_Extracted data entries_
· · · · ·

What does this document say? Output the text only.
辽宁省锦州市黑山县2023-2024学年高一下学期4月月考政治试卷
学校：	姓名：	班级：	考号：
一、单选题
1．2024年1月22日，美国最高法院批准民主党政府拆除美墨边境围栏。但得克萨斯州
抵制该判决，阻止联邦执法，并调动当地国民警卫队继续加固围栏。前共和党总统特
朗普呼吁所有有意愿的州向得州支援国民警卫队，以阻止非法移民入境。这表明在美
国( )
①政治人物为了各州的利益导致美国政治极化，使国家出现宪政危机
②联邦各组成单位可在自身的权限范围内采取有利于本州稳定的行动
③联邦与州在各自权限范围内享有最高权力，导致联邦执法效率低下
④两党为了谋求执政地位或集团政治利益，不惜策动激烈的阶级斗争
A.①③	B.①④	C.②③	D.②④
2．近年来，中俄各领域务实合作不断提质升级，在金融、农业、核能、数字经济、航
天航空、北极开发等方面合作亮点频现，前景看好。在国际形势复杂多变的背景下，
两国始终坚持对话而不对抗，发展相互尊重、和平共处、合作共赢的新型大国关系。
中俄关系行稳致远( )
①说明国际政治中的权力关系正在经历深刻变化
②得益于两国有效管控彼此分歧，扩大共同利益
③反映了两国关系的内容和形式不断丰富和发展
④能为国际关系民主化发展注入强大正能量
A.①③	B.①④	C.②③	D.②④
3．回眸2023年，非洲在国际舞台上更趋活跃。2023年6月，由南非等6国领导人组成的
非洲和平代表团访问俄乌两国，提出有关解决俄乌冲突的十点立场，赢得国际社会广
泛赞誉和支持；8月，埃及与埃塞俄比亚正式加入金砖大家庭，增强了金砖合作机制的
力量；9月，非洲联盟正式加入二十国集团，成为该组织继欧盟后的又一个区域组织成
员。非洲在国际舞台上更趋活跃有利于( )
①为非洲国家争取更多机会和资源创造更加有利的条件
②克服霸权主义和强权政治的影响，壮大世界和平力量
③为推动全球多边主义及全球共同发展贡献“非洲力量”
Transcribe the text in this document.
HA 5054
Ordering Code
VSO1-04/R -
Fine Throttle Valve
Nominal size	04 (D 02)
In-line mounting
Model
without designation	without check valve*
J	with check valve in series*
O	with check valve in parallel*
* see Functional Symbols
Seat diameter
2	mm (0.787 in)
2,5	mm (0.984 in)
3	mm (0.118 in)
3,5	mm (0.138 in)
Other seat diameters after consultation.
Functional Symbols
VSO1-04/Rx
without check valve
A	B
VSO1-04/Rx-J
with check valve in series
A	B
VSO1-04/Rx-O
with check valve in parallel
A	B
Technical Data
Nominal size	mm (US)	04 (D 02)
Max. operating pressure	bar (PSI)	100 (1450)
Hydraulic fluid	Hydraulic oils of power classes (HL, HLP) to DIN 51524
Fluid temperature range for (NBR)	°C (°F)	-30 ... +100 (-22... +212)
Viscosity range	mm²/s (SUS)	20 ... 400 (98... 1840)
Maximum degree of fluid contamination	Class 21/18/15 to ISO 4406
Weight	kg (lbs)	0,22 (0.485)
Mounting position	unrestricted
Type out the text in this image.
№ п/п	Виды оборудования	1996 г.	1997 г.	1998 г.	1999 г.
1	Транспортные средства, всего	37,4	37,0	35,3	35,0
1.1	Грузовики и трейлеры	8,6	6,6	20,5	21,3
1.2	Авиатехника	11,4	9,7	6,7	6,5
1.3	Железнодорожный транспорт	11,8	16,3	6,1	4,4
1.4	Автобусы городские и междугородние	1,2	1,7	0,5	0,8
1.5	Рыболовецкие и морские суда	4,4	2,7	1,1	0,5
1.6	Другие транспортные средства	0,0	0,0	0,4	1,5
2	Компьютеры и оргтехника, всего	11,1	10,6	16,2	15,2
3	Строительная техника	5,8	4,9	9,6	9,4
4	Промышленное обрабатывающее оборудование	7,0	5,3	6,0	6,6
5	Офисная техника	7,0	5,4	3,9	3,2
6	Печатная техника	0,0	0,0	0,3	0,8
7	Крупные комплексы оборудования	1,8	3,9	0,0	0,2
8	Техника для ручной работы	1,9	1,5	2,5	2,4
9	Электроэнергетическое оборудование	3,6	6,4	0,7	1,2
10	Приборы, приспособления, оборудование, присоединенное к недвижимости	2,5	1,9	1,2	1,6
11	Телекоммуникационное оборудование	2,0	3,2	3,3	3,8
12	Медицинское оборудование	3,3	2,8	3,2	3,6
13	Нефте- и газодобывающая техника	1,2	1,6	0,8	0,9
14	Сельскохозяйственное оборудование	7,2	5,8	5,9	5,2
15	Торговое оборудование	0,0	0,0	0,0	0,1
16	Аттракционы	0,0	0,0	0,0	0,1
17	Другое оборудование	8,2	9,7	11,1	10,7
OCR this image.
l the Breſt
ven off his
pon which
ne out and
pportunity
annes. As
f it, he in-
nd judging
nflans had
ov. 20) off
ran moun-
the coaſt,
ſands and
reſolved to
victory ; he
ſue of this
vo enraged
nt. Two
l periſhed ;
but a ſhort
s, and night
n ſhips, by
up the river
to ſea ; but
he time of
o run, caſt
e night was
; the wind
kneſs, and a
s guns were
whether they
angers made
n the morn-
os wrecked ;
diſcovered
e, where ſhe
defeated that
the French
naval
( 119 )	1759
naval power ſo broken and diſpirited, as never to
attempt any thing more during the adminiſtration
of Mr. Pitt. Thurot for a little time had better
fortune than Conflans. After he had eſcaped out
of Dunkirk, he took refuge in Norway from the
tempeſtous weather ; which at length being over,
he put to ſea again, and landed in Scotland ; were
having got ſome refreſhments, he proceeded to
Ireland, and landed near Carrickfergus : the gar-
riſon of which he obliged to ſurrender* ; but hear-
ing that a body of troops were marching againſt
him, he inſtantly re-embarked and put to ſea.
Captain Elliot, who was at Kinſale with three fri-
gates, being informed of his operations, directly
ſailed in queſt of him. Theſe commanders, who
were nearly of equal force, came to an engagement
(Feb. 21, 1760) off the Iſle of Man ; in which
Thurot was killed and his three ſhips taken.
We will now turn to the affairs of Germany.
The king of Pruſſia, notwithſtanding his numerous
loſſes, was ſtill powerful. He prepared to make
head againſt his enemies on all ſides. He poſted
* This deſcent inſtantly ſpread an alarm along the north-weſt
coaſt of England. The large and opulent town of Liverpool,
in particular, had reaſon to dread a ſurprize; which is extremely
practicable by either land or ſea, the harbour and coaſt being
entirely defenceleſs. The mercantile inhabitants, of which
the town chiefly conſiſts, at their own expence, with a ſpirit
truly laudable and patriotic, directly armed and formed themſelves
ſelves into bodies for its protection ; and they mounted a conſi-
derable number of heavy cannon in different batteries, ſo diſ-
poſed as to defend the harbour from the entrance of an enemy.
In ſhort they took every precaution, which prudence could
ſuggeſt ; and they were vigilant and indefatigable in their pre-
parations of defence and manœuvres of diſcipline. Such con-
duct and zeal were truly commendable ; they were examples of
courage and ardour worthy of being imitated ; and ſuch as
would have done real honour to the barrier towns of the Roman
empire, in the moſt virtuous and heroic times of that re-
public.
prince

· · · · ·

Return what is listed above, exactly and completely.

_IN RESPONSE_
What does this document say? Output the text only.
辽宁省锦州市黑山县2023-2024学年高一下学期4月月考政治试卷
学校：	姓名：	班级：	考号：
一、单选题
1．2024年1月22日，美国最高法院批准民主党政府拆除美墨边境围栏。但得克萨斯州
抵制该判决，阻止联邦执法，并调动当地国民警卫队继续加固围栏。前共和党总统特
朗普呼吁所有有意愿的州向得州支援国民警卫队，以阻止非法移民入境。这表明在美
国( )
①政治人物为了各州的利益导致美国政治极化，使国家出现宪政危机
②联邦各组成单位可在自身的权限范围内采取有利于本州稳定的行动
③联邦与州在各自权限范围内享有最高权力，导致联邦执法效率低下
④两党为了谋求执政地位或集团政治利益，不惜策动激烈的阶级斗争
A.①③	B.①④	C.②③	D.②④
2．近年来，中俄各领域务实合作不断提质升级，在金融、农业、核能、数字经济、航
天航空、北极开发等方面合作亮点频现，前景看好。在国际形势复杂多变的背景下，
两国始终坚持对话而不对抗，发展相互尊重、和平共处、合作共赢的新型大国关系。
中俄关系行稳致远( )
①说明国际政治中的权力关系正在经历深刻变化
②得益于两国有效管控彼此分歧，扩大共同利益
③反映了两国关系的内容和形式不断丰富和发展
④能为国际关系民主化发展注入强大正能量
A.①③	B.①④	C.②③	D.②④
3．回眸2023年，非洲在国际舞台上更趋活跃。2023年6月，由南非等6国领导人组成的
非洲和平代表团访问俄乌两国，提出有关解决俄乌冲突的十点立场，赢得国际社会广
泛赞誉和支持；8月，埃及与埃塞俄比亚正式加入金砖大家庭，增强了金砖合作机制的
力量；9月，非洲联盟正式加入二十国集团，成为该组织继欧盟后的又一个区域组织成
员。非洲在国际舞台上更趋活跃有利于( )
①为非洲国家争取更多机会和资源创造更加有利的条件
②克服霸权主义和强权政治的影响，壮大世界和平力量
③为推动全球多边主义及全球共同发展贡献“非洲力量”
Transcribe the text in this document.
HA 5054
Ordering Code
VSO1-04/R -
Fine Throttle Valve
Nominal size	04 (D 02)
In-line mounting
Model
without designation	without check valve*
J	with check valve in series*
O	with check valve in parallel*
* see Functional Symbols
Seat diameter
2	mm (0.787 in)
2,5	mm (0.984 in)
3	mm (0.118 in)
3,5	mm (0.138 in)
Other seat diameters after consultation.
Functional Symbols
VSO1-04/Rx
without check valve
A	B
VSO1-04/Rx-J
with check valve in series
A	B
VSO1-04/Rx-O
with check valve in parallel
A	B
Technical Data
Nominal size	mm (US)	04 (D 02)
Max. operating pressure	bar (PSI)	100 (1450)
Hydraulic fluid	Hydraulic oils of power classes (HL, HLP) to DIN 51524
Fluid temperature range for (NBR)	°C (°F)	-30 ... +100 (-22... +212)
Viscosity range	mm²/s (SUS)	20 ... 400 (98... 1840)
Maximum degree of fluid contamination	Class 21/18/15 to ISO 4406
Weight	kg (lbs)	0,22 (0.485)
Mounting position	unrestricted
Type out the text in this image.
№ п/п	Виды оборудования	1996 г.	1997 г.	1998 г.	1999 г.
1	Транспортные средства, всего	37,4	37,0	35,3	35,0
1.1	Грузовики и трейлеры	8,6	6,6	20,5	21,3
1.2	Авиатехника	11,4	9,7	6,7	6,5
1.3	Железнодорожный транспорт	11,8	16,3	6,1	4,4
1.4	Автобусы городские и междугородние	1,2	1,7	0,5	0,8
1.5	Рыболовецкие и морские суда	4,4	2,7	1,1	0,5
1.6	Другие транспортные средства	0,0	0,0	0,4	1,5
2	Компьютеры и оргтехника, всего	11,1	10,6	16,2	15,2
3	Строительная техника	5,8	4,9	9,6	9,4
4	Промышленное обрабатывающее оборудование	7,0	5,3	6,0	6,6
5	Офисная техника	7,0	5,4	3,9	3,2
6	Печатная техника	0,0	0,0	0,3	0,8
7	Крупные комплексы оборудования	1,8	3,9	0,0	0,2
8	Техника для ручной работы	1,9	1,5	2,5	2,4
9	Электроэнергетическое оборудование	3,6	6,4	0,7	1,2
10	Приборы, приспособления, оборудование, присоединенное к недвижимости	2,5	1,9	1,2	1,6
11	Телекоммуникационное оборудование	2,0	3,2	3,3	3,8
12	Медицинское оборудование	3,3	2,8	3,2	3,6
13	Нефте- и газодобывающая техника	1,2	1,6	0,8	0,9
14	Сельскохозяйственное оборудование	7,2	5,8	5,9	5,2
15	Торговое оборудование	0,0	0,0	0,0	0,1
16	Аттракционы	0,0	0,0	0,0	0,1
17	Другое оборудование	8,2	9,7	11,1	10,7
OCR this image.
l the Breſt
ven off his
pon which
ne out and
pportunity
annes. As
f it, he in-
nd judging
nflans had
ov. 20) off
ran moun-
the coaſt,
ſands and
reſolved to
victory ; he
ſue of this
vo enraged
nt. Two
l periſhed ;
but a ſhort
s, and night
n ſhips, by
up the river
to ſea ; but
he time of
o run, caſt
e night was
; the wind
kneſs, and a
s guns were
whether they
angers made
n the morn-
os wrecked ;
diſcovered
e, where ſhe
defeated that
the French
naval
( 119 )	1759
naval power ſo broken and diſpirited, as never to
attempt any thing more during the adminiſtration
of Mr. Pitt. Thurot for a little time had better
fortune than Conflans. After he had eſcaped out
of Dunkirk, he took refuge in Norway from the
tempeſtous weather ; which at length being over,
he put to ſea again, and landed in Scotland ; were
having got ſome refreſhments, he proceeded to
Ireland, and landed near Carrickfergus : the gar-
riſon of which he obliged to ſurrender* ; but hear-
ing that a body of troops were marching againſt
him, he inſtantly re-embarked and put to ſea.
Captain Elliot, who was at Kinſale with three fri-
gates, being informed of his operations, directly
ſailed in queſt of him. Theſe commanders, who
were nearly of equal force, came to an engagement
(Feb. 21, 1760) off the Iſle of Man ; in which
Thurot was killed and his three ſhips taken.
We will now turn to the affairs of Germany.
The king of Pruſſia, notwithſtanding his numerous
loſſes, was ſtill powerful. He prepared to make
head againſt his enemies on all ſides. He poſted
* This deſcent inſtantly ſpread an alarm along the north-weſt
coaſt of England. The large and opulent town of Liverpool,
in particular, had reaſon to dread a ſurprize; which is extremely
practicable by either land or ſea, the harbour and coaſt being
entirely defenceleſs. The mercantile inhabitants, of which
the town chiefly conſiſts, at their own expence, with a ſpirit
truly laudable and patriotic, directly armed and formed themſelves
ſelves into bodies for its protection ; and they mounted a conſi-
derable number of heavy cannon in different batteries, ſo diſ-
poſed as to defend the harbour from the entrance of an enemy.
In ſhort they took every precaution, which prudence could
ſuggeſt ; and they were vigilant and indefatigable in their pre-
parations of defence and manœuvres of diſcipline. Such con-
duct and zeal were truly commendable ; they were examples of
courage and ardour worthy of being imitated ; and ſuch as
would have done real honour to the barrier towns of the Roman
empire, in the moſt virtuous and heroic times of that re-
public.
prince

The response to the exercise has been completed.